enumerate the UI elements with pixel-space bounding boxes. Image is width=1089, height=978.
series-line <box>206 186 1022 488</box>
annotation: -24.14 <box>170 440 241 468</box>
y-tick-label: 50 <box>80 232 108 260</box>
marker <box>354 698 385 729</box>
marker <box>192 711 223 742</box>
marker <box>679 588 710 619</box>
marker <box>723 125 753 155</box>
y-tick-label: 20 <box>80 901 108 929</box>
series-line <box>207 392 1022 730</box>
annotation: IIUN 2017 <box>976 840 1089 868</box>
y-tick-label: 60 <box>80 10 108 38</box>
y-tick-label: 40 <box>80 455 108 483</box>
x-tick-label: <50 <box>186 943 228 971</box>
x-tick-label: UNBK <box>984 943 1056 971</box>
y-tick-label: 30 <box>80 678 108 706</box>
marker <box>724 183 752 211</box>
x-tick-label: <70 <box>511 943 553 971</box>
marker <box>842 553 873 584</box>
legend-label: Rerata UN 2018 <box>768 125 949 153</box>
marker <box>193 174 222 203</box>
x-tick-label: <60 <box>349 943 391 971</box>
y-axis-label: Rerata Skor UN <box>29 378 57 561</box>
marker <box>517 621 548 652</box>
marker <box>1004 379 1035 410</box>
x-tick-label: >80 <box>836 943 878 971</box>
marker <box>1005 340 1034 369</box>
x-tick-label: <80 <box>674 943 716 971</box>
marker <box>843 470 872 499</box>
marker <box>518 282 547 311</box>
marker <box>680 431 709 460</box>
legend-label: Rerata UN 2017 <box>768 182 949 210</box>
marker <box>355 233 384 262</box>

### WHAT THE TASK ASKS
Copy the entries above word for word, keeping every line as it is.

### RIGHT ANSWER
enumerate the UI elements with pixel-space bounding boxes. Image is width=1089, height=978.
series-line <box>206 186 1022 488</box>
annotation: -24.14 <box>170 440 241 468</box>
y-tick-label: 50 <box>80 232 108 260</box>
marker <box>354 698 385 729</box>
marker <box>192 711 223 742</box>
marker <box>679 588 710 619</box>
marker <box>723 125 753 155</box>
y-tick-label: 20 <box>80 901 108 929</box>
series-line <box>207 392 1022 730</box>
annotation: IIUN 2017 <box>976 840 1089 868</box>
y-tick-label: 60 <box>80 10 108 38</box>
y-tick-label: 40 <box>80 455 108 483</box>
x-tick-label: <50 <box>186 943 228 971</box>
x-tick-label: UNBK <box>984 943 1056 971</box>
y-tick-label: 30 <box>80 678 108 706</box>
marker <box>724 183 752 211</box>
x-tick-label: <70 <box>511 943 553 971</box>
marker <box>842 553 873 584</box>
legend-label: Rerata UN 2018 <box>768 125 949 153</box>
marker <box>193 174 222 203</box>
x-tick-label: <60 <box>349 943 391 971</box>
y-axis-label: Rerata Skor UN <box>29 378 57 561</box>
marker <box>517 621 548 652</box>
marker <box>1004 379 1035 410</box>
x-tick-label: >80 <box>836 943 878 971</box>
marker <box>1005 340 1034 369</box>
x-tick-label: <80 <box>674 943 716 971</box>
marker <box>843 470 872 499</box>
marker <box>518 282 547 311</box>
marker <box>680 431 709 460</box>
legend-label: Rerata UN 2017 <box>768 182 949 210</box>
marker <box>355 233 384 262</box>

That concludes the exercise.